* **Supplied information**:
***

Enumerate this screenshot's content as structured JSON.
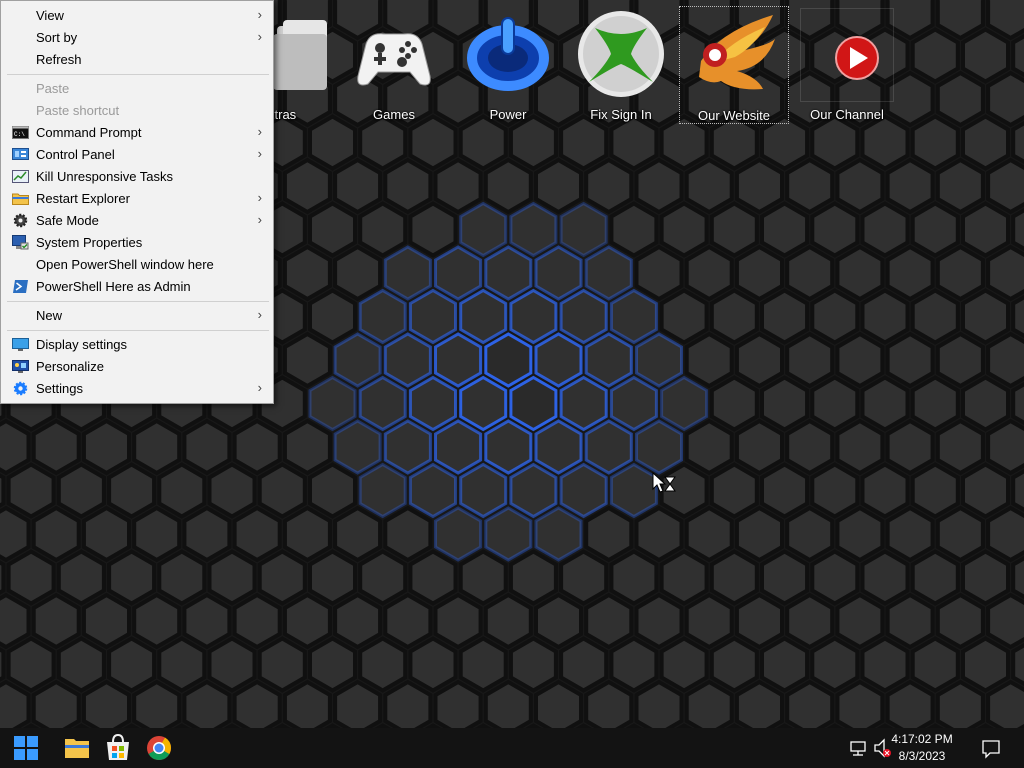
{
  "desktop": {
    "icons": [
      {
        "label": "Extras",
        "visible_label": "xtras"
      },
      {
        "label": "Games"
      },
      {
        "label": "Power"
      },
      {
        "label": "Fix Sign In"
      },
      {
        "label": "Our Website"
      },
      {
        "label": "Our Channel"
      }
    ]
  },
  "context_menu": {
    "items": [
      {
        "label": "View",
        "submenu": true,
        "enabled": true
      },
      {
        "label": "Sort by",
        "submenu": true,
        "enabled": true
      },
      {
        "label": "Refresh",
        "enabled": true
      },
      {
        "label": "Paste",
        "enabled": false
      },
      {
        "label": "Paste shortcut",
        "enabled": false
      },
      {
        "label": "Command Prompt",
        "submenu": true,
        "icon": "command-prompt-icon"
      },
      {
        "label": "Control Panel",
        "submenu": true,
        "icon": "control-panel-icon"
      },
      {
        "label": "Kill Unresponsive Tasks",
        "icon": "task-manager-icon"
      },
      {
        "label": "Restart Explorer",
        "submenu": true,
        "icon": "folder-icon"
      },
      {
        "label": "Safe Mode",
        "submenu": true,
        "icon": "gear-icon"
      },
      {
        "label": "System Properties",
        "icon": "system-properties-icon"
      },
      {
        "label": "Open PowerShell window here"
      },
      {
        "label": "PowerShell Here as Admin",
        "icon": "powershell-icon"
      },
      {
        "label": "New",
        "submenu": true
      },
      {
        "label": "Display settings",
        "icon": "display-icon"
      },
      {
        "label": "Personalize",
        "icon": "personalize-icon"
      },
      {
        "label": "Settings",
        "submenu": true,
        "icon": "settings-gear-icon"
      }
    ],
    "submenu_arrow": "›"
  },
  "taskbar": {
    "apps": [
      "start-icon",
      "file-explorer-icon",
      "store-icon",
      "chrome-icon"
    ],
    "tray": {
      "icons": [
        "network-icon",
        "volume-muted-icon"
      ],
      "time": "4:17:02 PM",
      "date": "8/3/2023"
    }
  },
  "colors": {
    "menu_bg": "#f2f2f2",
    "taskbar_bg": "#131313",
    "hex_glow": "#2f6bff",
    "accent_blue": "#1a7cff"
  }
}
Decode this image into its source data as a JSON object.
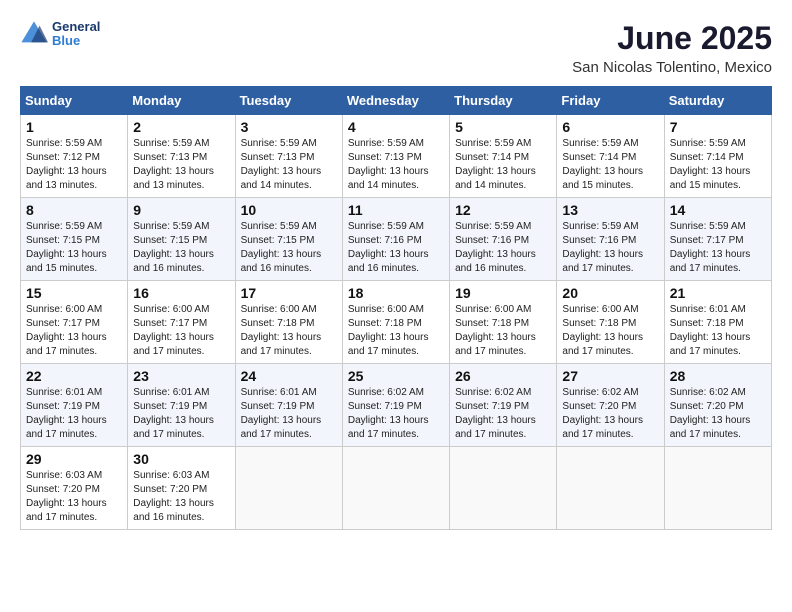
{
  "header": {
    "logo_line1": "General",
    "logo_line2": "Blue",
    "month": "June 2025",
    "location": "San Nicolas Tolentino, Mexico"
  },
  "weekdays": [
    "Sunday",
    "Monday",
    "Tuesday",
    "Wednesday",
    "Thursday",
    "Friday",
    "Saturday"
  ],
  "weeks": [
    [
      {
        "day": 1,
        "sunrise": "5:59 AM",
        "sunset": "7:12 PM",
        "daylight": "13 hours and 13 minutes."
      },
      {
        "day": 2,
        "sunrise": "5:59 AM",
        "sunset": "7:13 PM",
        "daylight": "13 hours and 13 minutes."
      },
      {
        "day": 3,
        "sunrise": "5:59 AM",
        "sunset": "7:13 PM",
        "daylight": "13 hours and 14 minutes."
      },
      {
        "day": 4,
        "sunrise": "5:59 AM",
        "sunset": "7:13 PM",
        "daylight": "13 hours and 14 minutes."
      },
      {
        "day": 5,
        "sunrise": "5:59 AM",
        "sunset": "7:14 PM",
        "daylight": "13 hours and 14 minutes."
      },
      {
        "day": 6,
        "sunrise": "5:59 AM",
        "sunset": "7:14 PM",
        "daylight": "13 hours and 15 minutes."
      },
      {
        "day": 7,
        "sunrise": "5:59 AM",
        "sunset": "7:14 PM",
        "daylight": "13 hours and 15 minutes."
      }
    ],
    [
      {
        "day": 8,
        "sunrise": "5:59 AM",
        "sunset": "7:15 PM",
        "daylight": "13 hours and 15 minutes."
      },
      {
        "day": 9,
        "sunrise": "5:59 AM",
        "sunset": "7:15 PM",
        "daylight": "13 hours and 16 minutes."
      },
      {
        "day": 10,
        "sunrise": "5:59 AM",
        "sunset": "7:15 PM",
        "daylight": "13 hours and 16 minutes."
      },
      {
        "day": 11,
        "sunrise": "5:59 AM",
        "sunset": "7:16 PM",
        "daylight": "13 hours and 16 minutes."
      },
      {
        "day": 12,
        "sunrise": "5:59 AM",
        "sunset": "7:16 PM",
        "daylight": "13 hours and 16 minutes."
      },
      {
        "day": 13,
        "sunrise": "5:59 AM",
        "sunset": "7:16 PM",
        "daylight": "13 hours and 17 minutes."
      },
      {
        "day": 14,
        "sunrise": "5:59 AM",
        "sunset": "7:17 PM",
        "daylight": "13 hours and 17 minutes."
      }
    ],
    [
      {
        "day": 15,
        "sunrise": "6:00 AM",
        "sunset": "7:17 PM",
        "daylight": "13 hours and 17 minutes."
      },
      {
        "day": 16,
        "sunrise": "6:00 AM",
        "sunset": "7:17 PM",
        "daylight": "13 hours and 17 minutes."
      },
      {
        "day": 17,
        "sunrise": "6:00 AM",
        "sunset": "7:18 PM",
        "daylight": "13 hours and 17 minutes."
      },
      {
        "day": 18,
        "sunrise": "6:00 AM",
        "sunset": "7:18 PM",
        "daylight": "13 hours and 17 minutes."
      },
      {
        "day": 19,
        "sunrise": "6:00 AM",
        "sunset": "7:18 PM",
        "daylight": "13 hours and 17 minutes."
      },
      {
        "day": 20,
        "sunrise": "6:00 AM",
        "sunset": "7:18 PM",
        "daylight": "13 hours and 17 minutes."
      },
      {
        "day": 21,
        "sunrise": "6:01 AM",
        "sunset": "7:18 PM",
        "daylight": "13 hours and 17 minutes."
      }
    ],
    [
      {
        "day": 22,
        "sunrise": "6:01 AM",
        "sunset": "7:19 PM",
        "daylight": "13 hours and 17 minutes."
      },
      {
        "day": 23,
        "sunrise": "6:01 AM",
        "sunset": "7:19 PM",
        "daylight": "13 hours and 17 minutes."
      },
      {
        "day": 24,
        "sunrise": "6:01 AM",
        "sunset": "7:19 PM",
        "daylight": "13 hours and 17 minutes."
      },
      {
        "day": 25,
        "sunrise": "6:02 AM",
        "sunset": "7:19 PM",
        "daylight": "13 hours and 17 minutes."
      },
      {
        "day": 26,
        "sunrise": "6:02 AM",
        "sunset": "7:19 PM",
        "daylight": "13 hours and 17 minutes."
      },
      {
        "day": 27,
        "sunrise": "6:02 AM",
        "sunset": "7:20 PM",
        "daylight": "13 hours and 17 minutes."
      },
      {
        "day": 28,
        "sunrise": "6:02 AM",
        "sunset": "7:20 PM",
        "daylight": "13 hours and 17 minutes."
      }
    ],
    [
      {
        "day": 29,
        "sunrise": "6:03 AM",
        "sunset": "7:20 PM",
        "daylight": "13 hours and 17 minutes."
      },
      {
        "day": 30,
        "sunrise": "6:03 AM",
        "sunset": "7:20 PM",
        "daylight": "13 hours and 16 minutes."
      },
      null,
      null,
      null,
      null,
      null
    ]
  ]
}
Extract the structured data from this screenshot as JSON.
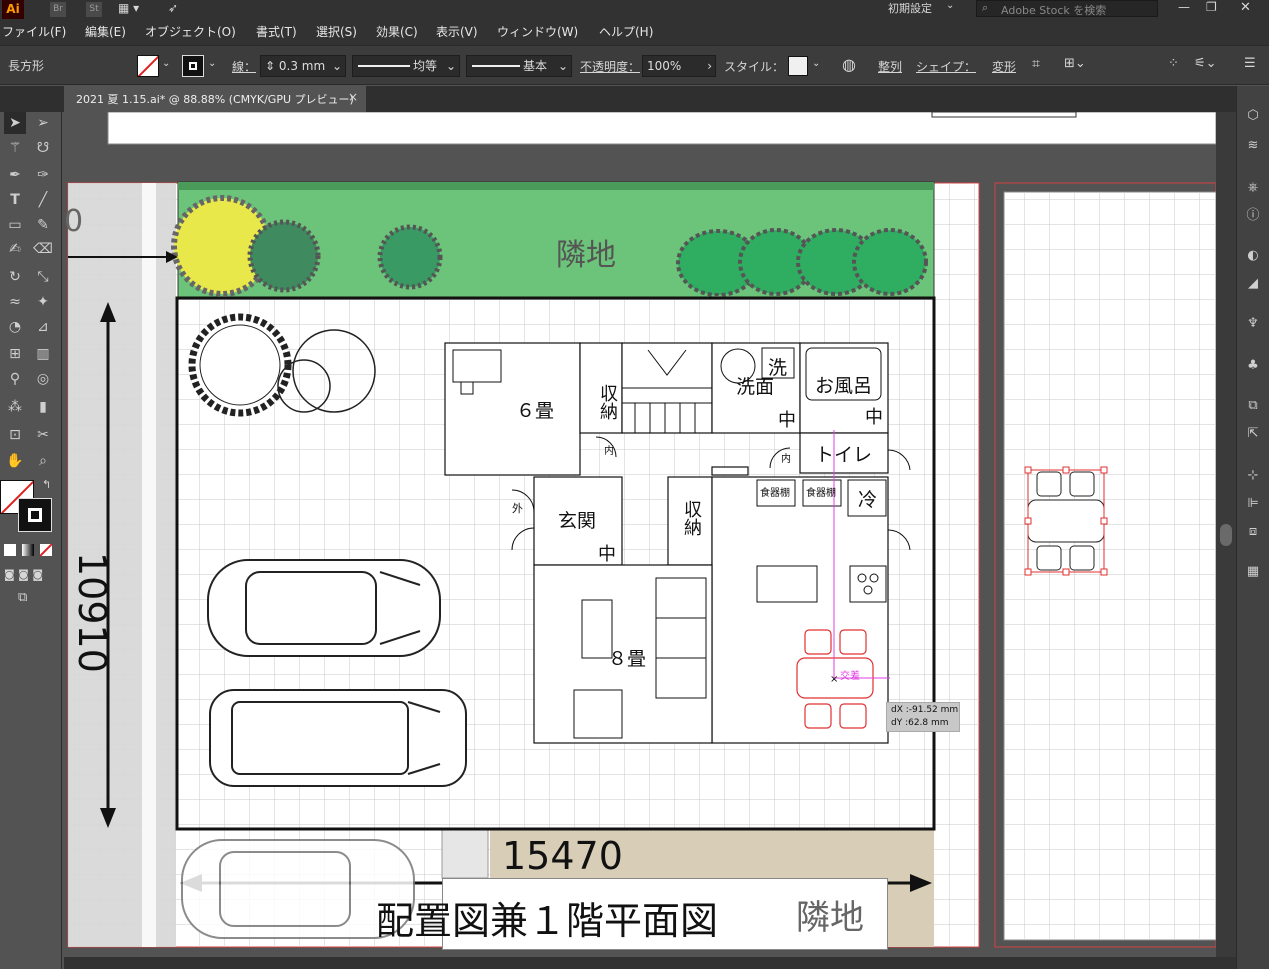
{
  "app": {
    "logo": "Ai",
    "bridge": "Br",
    "stock": "St",
    "workspace": "初期設定",
    "search_placeholder": "Adobe Stock を検索"
  },
  "menu": [
    "ファイル(F)",
    "編集(E)",
    "オブジェクト(O)",
    "書式(T)",
    "選択(S)",
    "効果(C)",
    "表示(V)",
    "ウィンドウ(W)",
    "ヘルプ(H)"
  ],
  "control": {
    "shape": "長方形",
    "stroke_label": "線：",
    "stroke_weight": "0.3 mm",
    "stroke_profile": "均等",
    "brush": "基本",
    "opacity_label": "不透明度：",
    "opacity": "100%",
    "style_label": "スタイル：",
    "align": "整列",
    "shape_menu": "シェイプ：",
    "transform": "変形"
  },
  "doc_tab": {
    "title": "2021 夏 1.15.ai* @ 88.88% (CMYK/GPU プレビュー)",
    "close": "×"
  },
  "drawing": {
    "neighbor_top": "隣地",
    "neighbor_bottom": "隣地",
    "partial_dim": "0",
    "height_dim": "10910",
    "width_dim": "15470",
    "title": "配置図兼１階平面図",
    "rooms": {
      "tatami6": "６畳",
      "storage1": "収納",
      "storage2": "収納",
      "washroom": "洗面",
      "wash": "洗",
      "bath": "お風呂",
      "naka1": "中",
      "naka2": "中",
      "naka3": "中",
      "toilet": "トイレ",
      "uchi1": "内",
      "uchi2": "内",
      "soto": "外",
      "entrance": "玄関",
      "cupboard1": "食器棚",
      "cupboard2": "食器棚",
      "fridge": "冷",
      "tatami8": "８畳"
    },
    "smart_guide": "交差",
    "dx": "dX :-91.52 mm",
    "dy": "dY :62.8 mm"
  },
  "colors": {
    "ui_dark": "#323232",
    "canvas": "#535353",
    "green": "#6cc47a",
    "artboard_border": "#d04040",
    "selection_red": "#e03030",
    "guide_magenta": "#e040e0"
  }
}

***

Gather all the lines that include the word "this" and copy them out.

Enumerate this screenshot's content as structured JSON.
Decode this image into its source data as a JSON object.
Extract the structured data from this screenshot as JSON.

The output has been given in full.